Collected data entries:
#####

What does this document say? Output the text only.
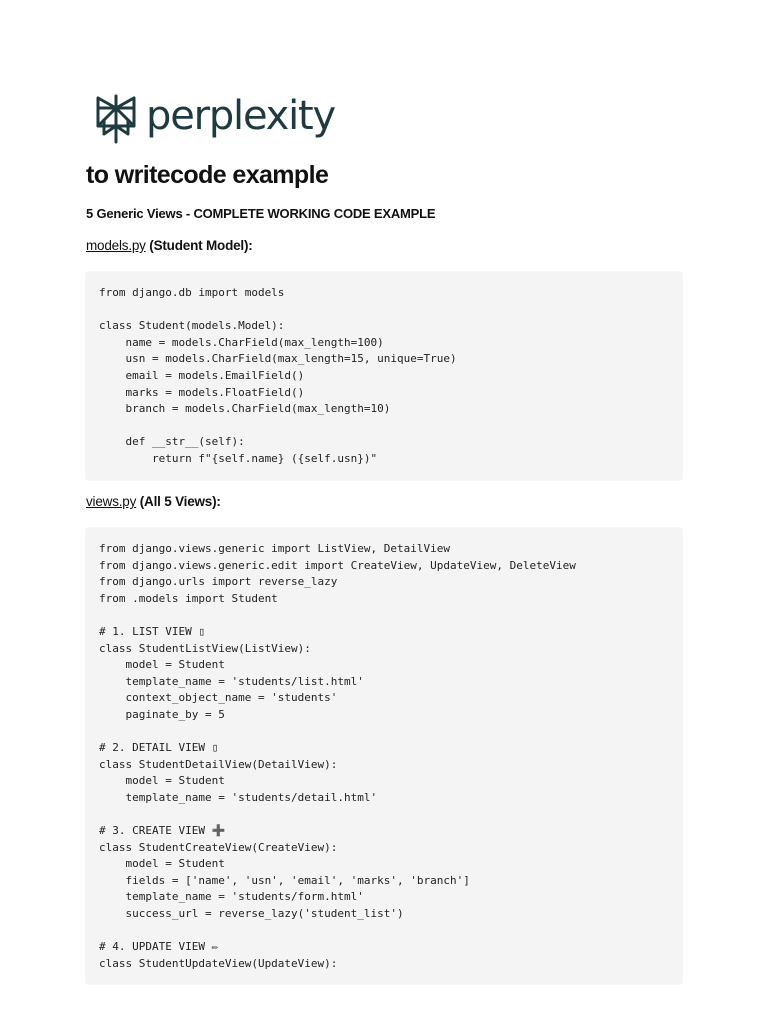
perplexity
to writecode example

5 Generic Views - COMPLETE WORKING CODE EXAMPLE

models.py (Student Model):

from django.db import models

class Student(models.Model):
name = models.CharField(max_length=100)
usn = models.CharField(max_length=15, unique=True)
email = models.EmailField()
marks = models.FloatField()
branch = models.CharField(max_length=10)

def __str__(self):
return f"{self.name} ({self.usn})"

views.py (All 5 Views):

from django.views.generic import ListView, DetailView
from django.views.generic.edit import CreateView, UpdateView, DeleteView
from django.urls import reverse_lazy
from .models import Student

# 1. LIST VIEW ▯
class StudentListView(ListView):
model = Student
template_name = 'students/list.html'
context_object_name = 'students'
paginate_by = 5

# 2. DETAIL VIEW ▯
class StudentDetailView(DetailView):
model = Student
template_name = 'students/detail.html'

# 3. CREATE VIEW ➕
class StudentCreateView(CreateView):
model = Student
fields = ['name', 'usn', 'email', 'marks', 'branch']
template_name = 'students/form.html'
success_url = reverse_lazy('student_list')

# 4. UPDATE VIEW ✏
class StudentUpdateView(UpdateView):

#####

◆ The exercise:
Restate each entry word for word, leaving out any pictures.

◆ Finished answer:
What does this document say? Output the text only.
perplexity
to writecode example

5 Generic Views - COMPLETE WORKING CODE EXAMPLE

models.py (Student Model):

from django.db import models

class Student(models.Model):
name = models.CharField(max_length=100)
usn = models.CharField(max_length=15, unique=True)
email = models.EmailField()
marks = models.FloatField()
branch = models.CharField(max_length=10)

def __str__(self):
return f"{self.name} ({self.usn})"

views.py (All 5 Views):

from django.views.generic import ListView, DetailView
from django.views.generic.edit import CreateView, UpdateView, DeleteView
from django.urls import reverse_lazy
from .models import Student

# 1. LIST VIEW ▯
class StudentListView(ListView):
model = Student
template_name = 'students/list.html'
context_object_name = 'students'
paginate_by = 5

# 2. DETAIL VIEW ▯
class StudentDetailView(DetailView):
model = Student
template_name = 'students/detail.html'

# 3. CREATE VIEW ➕
class StudentCreateView(CreateView):
model = Student
fields = ['name', 'usn', 'email', 'marks', 'branch']
template_name = 'students/form.html'
success_url = reverse_lazy('student_list')

# 4. UPDATE VIEW ✏
class StudentUpdateView(UpdateView):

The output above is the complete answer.